### Prompt
Write the records below out in full, character for character, with no pictures.

### Supplied information
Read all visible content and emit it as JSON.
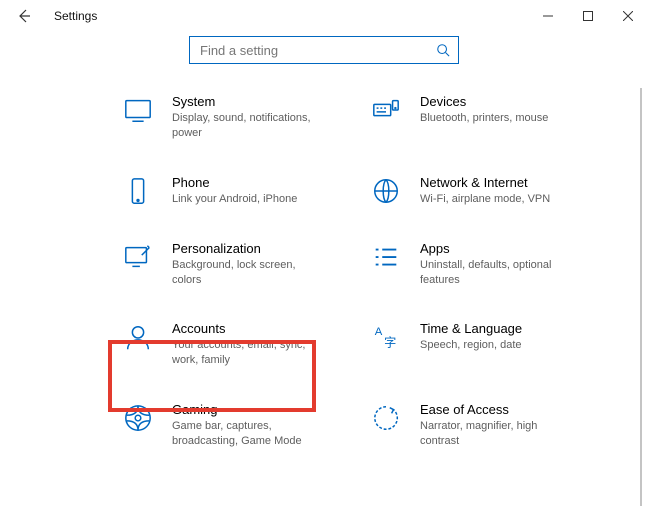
{
  "window": {
    "title": "Settings"
  },
  "search": {
    "placeholder": "Find a setting"
  },
  "tiles": {
    "system": {
      "title": "System",
      "desc": "Display, sound, notifications, power"
    },
    "devices": {
      "title": "Devices",
      "desc": "Bluetooth, printers, mouse"
    },
    "phone": {
      "title": "Phone",
      "desc": "Link your Android, iPhone"
    },
    "network": {
      "title": "Network & Internet",
      "desc": "Wi-Fi, airplane mode, VPN"
    },
    "personalization": {
      "title": "Personalization",
      "desc": "Background, lock screen, colors"
    },
    "apps": {
      "title": "Apps",
      "desc": "Uninstall, defaults, optional features"
    },
    "accounts": {
      "title": "Accounts",
      "desc": "Your accounts, email, sync, work, family"
    },
    "time": {
      "title": "Time & Language",
      "desc": "Speech, region, date"
    },
    "gaming": {
      "title": "Gaming",
      "desc": "Game bar, captures, broadcasting, Game Mode"
    },
    "ease": {
      "title": "Ease of Access",
      "desc": "Narrator, magnifier, high contrast"
    }
  }
}
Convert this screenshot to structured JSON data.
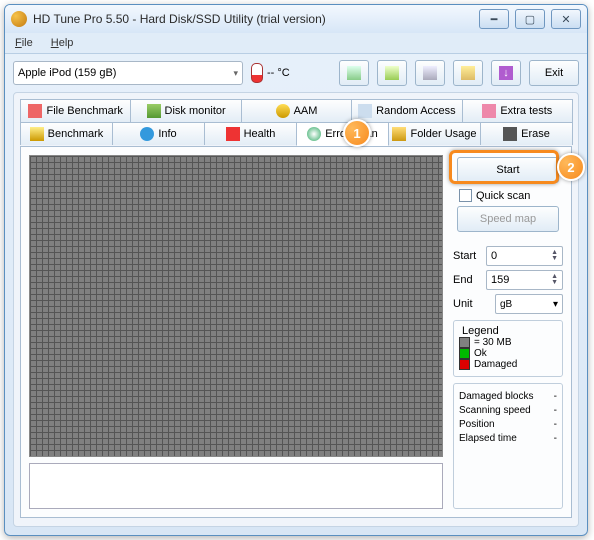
{
  "window": {
    "title": "HD Tune Pro 5.50 - Hard Disk/SSD Utility (trial version)"
  },
  "menubar": {
    "file": "File",
    "help": "Help"
  },
  "toolbar": {
    "device_selected": "Apple   iPod (159 gB)",
    "temp": "-- °C",
    "exit": "Exit"
  },
  "tabs": {
    "row1": [
      {
        "label": "File Benchmark"
      },
      {
        "label": "Disk monitor"
      },
      {
        "label": "AAM"
      },
      {
        "label": "Random Access"
      },
      {
        "label": "Extra tests"
      }
    ],
    "row2": [
      {
        "label": "Benchmark"
      },
      {
        "label": "Info"
      },
      {
        "label": "Health"
      },
      {
        "label": "Error Scan"
      },
      {
        "label": "Folder Usage"
      },
      {
        "label": "Erase"
      }
    ],
    "active": "Error Scan"
  },
  "scan": {
    "start_btn": "Start",
    "quick_scan": "Quick scan",
    "speed_map": "Speed map",
    "start_label": "Start",
    "start_val": "0",
    "end_label": "End",
    "end_val": "159",
    "unit_label": "Unit",
    "unit_val": "gB"
  },
  "legend": {
    "title": "Legend",
    "size": "= 30 MB",
    "ok": "Ok",
    "damaged": "Damaged"
  },
  "stats": {
    "damaged_blocks": {
      "label": "Damaged blocks",
      "value": "-"
    },
    "scanning_speed": {
      "label": "Scanning speed",
      "value": "-"
    },
    "position": {
      "label": "Position",
      "value": "-"
    },
    "elapsed": {
      "label": "Elapsed time",
      "value": "-"
    }
  },
  "callouts": {
    "one": "1",
    "two": "2"
  }
}
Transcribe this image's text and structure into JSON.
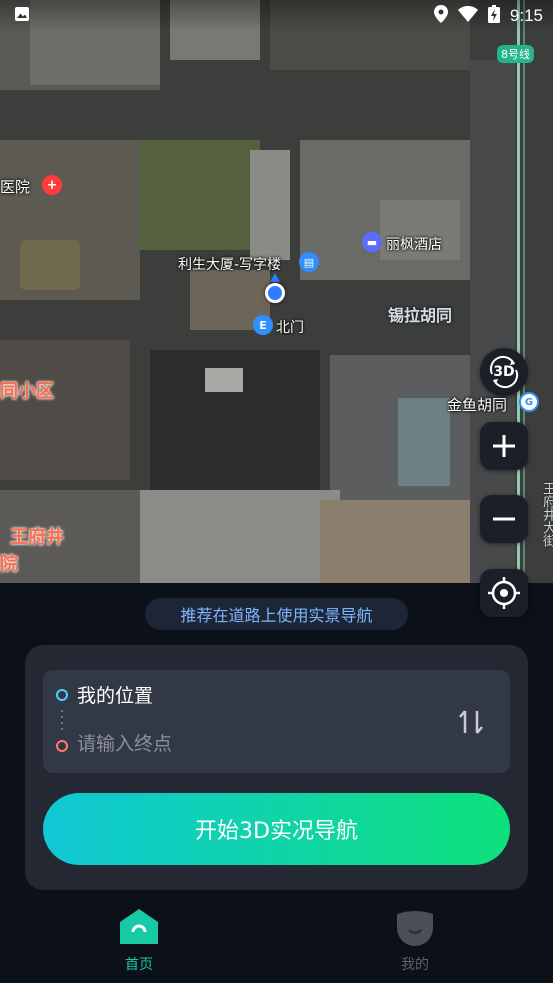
{
  "status_bar": {
    "time": "9:15",
    "icons": [
      "image-icon",
      "location-icon",
      "wifi-icon",
      "battery-charging-icon"
    ]
  },
  "map": {
    "metro_line_badge": "8号线",
    "labels": {
      "hospital": "医院",
      "building": "利生大厦-写字楼",
      "hotel": "丽枫酒店",
      "north_gate": "北门",
      "hutong1": "锡拉胡同",
      "community": "同小区",
      "hutong2": "金鱼胡同",
      "wangfujing": "王府井",
      "hospital2": "院",
      "street_vertical": "王府井大街"
    },
    "controls": {
      "mode_3d": "3D",
      "zoom_in": "+",
      "zoom_out": "−"
    }
  },
  "panel": {
    "tip": "推荐在道路上使用实景导航",
    "start_label": "我的位置",
    "end_placeholder": "请输入终点",
    "start_button": "开始3D实况导航"
  },
  "tabs": [
    {
      "label": "首页",
      "active": true,
      "color": "#18c9a6"
    },
    {
      "label": "我的",
      "active": false,
      "color": "#5a5f69"
    }
  ],
  "colors": {
    "accent_start": "#11c8d6",
    "accent_end": "#0ee07b",
    "tip_text": "#7fb4ff",
    "background": "#0c1019"
  }
}
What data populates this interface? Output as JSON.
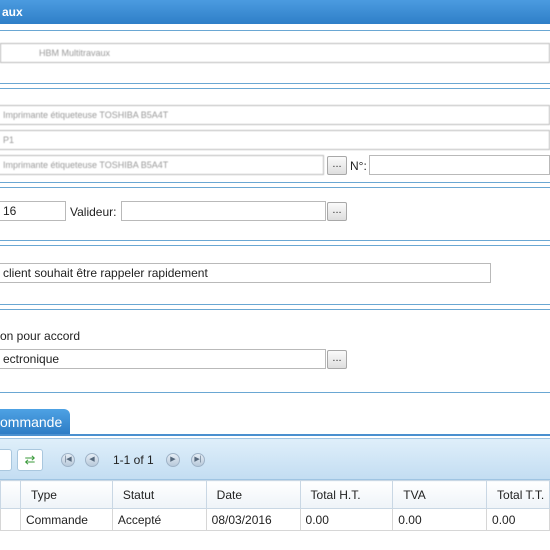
{
  "header": {
    "title": "aux"
  },
  "fields": {
    "client_name": "HBM Multitravaux",
    "designation": "Imprimante étiqueteuse TOSHIBA B5A4T",
    "reference": "P1",
    "article": "Imprimante étiqueteuse TOSHIBA B5A4T",
    "number_label": "N°:",
    "number_value": "",
    "date_value": "16",
    "validator_label": "Valideur:",
    "validator_value": "",
    "comment": "client souhait être rappeler rapidement",
    "status_text": "on pour accord",
    "channel": "ectronique"
  },
  "buttons": {
    "ellipsis": "..."
  },
  "tab": {
    "label": "ommande"
  },
  "toolbar": {
    "pagination": "1-1 of 1"
  },
  "grid": {
    "columns": [
      "",
      "Type",
      "Statut",
      "Date",
      "Total H.T.",
      "TVA",
      "Total T.T."
    ],
    "rows": [
      [
        "",
        "Commande",
        "Accepté",
        "08/03/2016",
        "0.00",
        "0.00",
        "0.00"
      ]
    ]
  }
}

### Exercise output
Read all visible content and emit it as JSON.
{
  "window": {
    "title": "Settings"
  },
  "search": {
    "placeholder": "Find a setting"
  },
  "tiles": {
    "system": {
      "title": "System",
      "desc": "Display, sound, notifications, power"
    },
    "devices": {
      "title": "Devices",
      "desc": "Bluetooth, printers, mouse"
    },
    "phone": {
      "title": "Phone",
      "desc": "Link your Android, iPhone"
    },
    "network": {
      "title": "Network & Internet",
      "desc": "Wi-Fi, airplane mode, VPN"
    },
    "personalization": {
      "title": "Personalization",
      "desc": "Background, lock screen, colors"
    },
    "apps": {
      "title": "Apps",
      "desc": "Uninstall, defaults, optional features"
    },
    "accounts": {
      "title": "Accounts",
      "desc": "Your accounts, email, sync, work, family"
    },
    "time": {
      "title": "Time & Language",
      "desc": "Speech, region, date"
    },
    "gaming": {
      "title": "Gaming",
      "desc": "Game bar, captures, broadcasting, Game Mode"
    },
    "ease": {
      "title": "Ease of Access",
      "desc": "Narrator, magnifier, high contrast"
    }
  }
}
Convert this screenshot to structured JSON data.
{
  "window": {
    "title": "HD Tune Pro 5.50 - Hard Disk/SSD Utility (trial version)"
  },
  "menubar": {
    "file": "File",
    "help": "Help"
  },
  "toolbar": {
    "device_selected": "Apple   iPod (159 gB)",
    "temp": "-- °C",
    "exit": "Exit"
  },
  "tabs": {
    "row1": [
      {
        "label": "File Benchmark"
      },
      {
        "label": "Disk monitor"
      },
      {
        "label": "AAM"
      },
      {
        "label": "Random Access"
      },
      {
        "label": "Extra tests"
      }
    ],
    "row2": [
      {
        "label": "Benchmark"
      },
      {
        "label": "Info"
      },
      {
        "label": "Health"
      },
      {
        "label": "Error Scan"
      },
      {
        "label": "Folder Usage"
      },
      {
        "label": "Erase"
      }
    ],
    "active": "Error Scan"
  },
  "scan": {
    "start_btn": "Start",
    "quick_scan": "Quick scan",
    "speed_map": "Speed map",
    "start_label": "Start",
    "start_val": "0",
    "end_label": "End",
    "end_val": "159",
    "unit_label": "Unit",
    "unit_val": "gB"
  },
  "legend": {
    "title": "Legend",
    "size": "= 30 MB",
    "ok": "Ok",
    "damaged": "Damaged"
  },
  "stats": {
    "damaged_blocks": {
      "label": "Damaged blocks",
      "value": "-"
    },
    "scanning_speed": {
      "label": "Scanning speed",
      "value": "-"
    },
    "position": {
      "label": "Position",
      "value": "-"
    },
    "elapsed": {
      "label": "Elapsed time",
      "value": "-"
    }
  },
  "callouts": {
    "one": "1",
    "two": "2"
  }
}
Transcribe this image's text and structure into JSON.
{
  "status_bar": {
    "time": "9:15",
    "icons": [
      "image-icon",
      "location-icon",
      "wifi-icon",
      "battery-charging-icon"
    ]
  },
  "map": {
    "metro_line_badge": "8号线",
    "labels": {
      "hospital": "医院",
      "building": "利生大厦-写字楼",
      "hotel": "丽枫酒店",
      "north_gate": "北门",
      "hutong1": "锡拉胡同",
      "community": "同小区",
      "hutong2": "金鱼胡同",
      "wangfujing": "王府井",
      "hospital2": "院",
      "street_vertical": "王府井大街"
    },
    "controls": {
      "mode_3d": "3D",
      "zoom_in": "+",
      "zoom_out": "−"
    }
  },
  "panel": {
    "tip": "推荐在道路上使用实景导航",
    "start_label": "我的位置",
    "end_placeholder": "请输入终点",
    "start_button": "开始3D实况导航"
  },
  "tabs": [
    {
      "label": "首页",
      "active": true,
      "color": "#18c9a6"
    },
    {
      "label": "我的",
      "active": false,
      "color": "#5a5f69"
    }
  ],
  "colors": {
    "accent_start": "#11c8d6",
    "accent_end": "#0ee07b",
    "tip_text": "#7fb4ff",
    "background": "#0c1019"
  }
}
What data populates this interface? Output as JSON.
{
  "header": {
    "title": "aux"
  },
  "fields": {
    "client_name": "HBM Multitravaux",
    "designation": "Imprimante étiqueteuse TOSHIBA B5A4T",
    "reference": "P1",
    "article": "Imprimante étiqueteuse TOSHIBA B5A4T",
    "number_label": "N°:",
    "number_value": "",
    "date_value": "16",
    "validator_label": "Valideur:",
    "validator_value": "",
    "comment": "client souhait être rappeler rapidement",
    "status_text": "on pour accord",
    "channel": "ectronique"
  },
  "buttons": {
    "ellipsis": "..."
  },
  "tab": {
    "label": "ommande"
  },
  "toolbar": {
    "pagination": "1-1 of 1"
  },
  "grid": {
    "columns": [
      "",
      "Type",
      "Statut",
      "Date",
      "Total H.T.",
      "TVA",
      "Total T.T."
    ],
    "rows": [
      [
        "",
        "Commande",
        "Accepté",
        "08/03/2016",
        "0.00",
        "0.00",
        "0.00"
      ]
    ]
  }
}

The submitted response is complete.